## TASK DIRECTIONS
Take the entries below and reproduce them word for word.

[Start SUPPLIED MATERIAL]

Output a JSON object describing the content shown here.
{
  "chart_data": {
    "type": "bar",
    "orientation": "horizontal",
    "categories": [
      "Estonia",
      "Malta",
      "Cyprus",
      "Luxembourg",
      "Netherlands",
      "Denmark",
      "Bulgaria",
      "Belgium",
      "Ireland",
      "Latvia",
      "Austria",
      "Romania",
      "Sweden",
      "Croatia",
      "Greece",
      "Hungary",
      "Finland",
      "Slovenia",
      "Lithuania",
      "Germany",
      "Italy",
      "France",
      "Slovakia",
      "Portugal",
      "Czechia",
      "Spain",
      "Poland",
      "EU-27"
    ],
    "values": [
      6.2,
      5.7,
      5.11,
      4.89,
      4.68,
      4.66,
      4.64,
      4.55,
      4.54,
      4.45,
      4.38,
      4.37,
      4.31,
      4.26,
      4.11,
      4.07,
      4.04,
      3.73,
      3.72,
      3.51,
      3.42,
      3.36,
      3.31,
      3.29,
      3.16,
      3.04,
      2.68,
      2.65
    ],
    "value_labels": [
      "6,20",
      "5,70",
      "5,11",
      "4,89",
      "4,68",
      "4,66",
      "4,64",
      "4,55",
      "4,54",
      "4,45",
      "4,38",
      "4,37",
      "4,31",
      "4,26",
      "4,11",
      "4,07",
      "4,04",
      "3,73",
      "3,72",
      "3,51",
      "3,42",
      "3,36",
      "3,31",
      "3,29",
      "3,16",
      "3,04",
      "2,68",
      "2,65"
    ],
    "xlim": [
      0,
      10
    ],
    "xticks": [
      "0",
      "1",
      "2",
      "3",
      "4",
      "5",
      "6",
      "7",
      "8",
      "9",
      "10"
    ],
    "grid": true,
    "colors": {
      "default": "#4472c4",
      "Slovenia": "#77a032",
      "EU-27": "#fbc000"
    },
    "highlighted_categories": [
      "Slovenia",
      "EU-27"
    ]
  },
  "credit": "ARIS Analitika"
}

[End SUPPLIED MATERIAL]

## THE COMPLETED TASK
Output a JSON object describing the content shown here.
{
  "chart_data": {
    "type": "bar",
    "orientation": "horizontal",
    "categories": [
      "Estonia",
      "Malta",
      "Cyprus",
      "Luxembourg",
      "Netherlands",
      "Denmark",
      "Bulgaria",
      "Belgium",
      "Ireland",
      "Latvia",
      "Austria",
      "Romania",
      "Sweden",
      "Croatia",
      "Greece",
      "Hungary",
      "Finland",
      "Slovenia",
      "Lithuania",
      "Germany",
      "Italy",
      "France",
      "Slovakia",
      "Portugal",
      "Czechia",
      "Spain",
      "Poland",
      "EU-27"
    ],
    "values": [
      6.2,
      5.7,
      5.11,
      4.89,
      4.68,
      4.66,
      4.64,
      4.55,
      4.54,
      4.45,
      4.38,
      4.37,
      4.31,
      4.26,
      4.11,
      4.07,
      4.04,
      3.73,
      3.72,
      3.51,
      3.42,
      3.36,
      3.31,
      3.29,
      3.16,
      3.04,
      2.68,
      2.65
    ],
    "value_labels": [
      "6,20",
      "5,70",
      "5,11",
      "4,89",
      "4,68",
      "4,66",
      "4,64",
      "4,55",
      "4,54",
      "4,45",
      "4,38",
      "4,37",
      "4,31",
      "4,26",
      "4,11",
      "4,07",
      "4,04",
      "3,73",
      "3,72",
      "3,51",
      "3,42",
      "3,36",
      "3,31",
      "3,29",
      "3,16",
      "3,04",
      "2,68",
      "2,65"
    ],
    "xlim": [
      0,
      10
    ],
    "xticks": [
      "0",
      "1",
      "2",
      "3",
      "4",
      "5",
      "6",
      "7",
      "8",
      "9",
      "10"
    ],
    "grid": true,
    "colors": {
      "default": "#4472c4",
      "Slovenia": "#77a032",
      "EU-27": "#fbc000"
    },
    "highlighted_categories": [
      "Slovenia",
      "EU-27"
    ]
  },
  "credit": "ARIS Analitika"
}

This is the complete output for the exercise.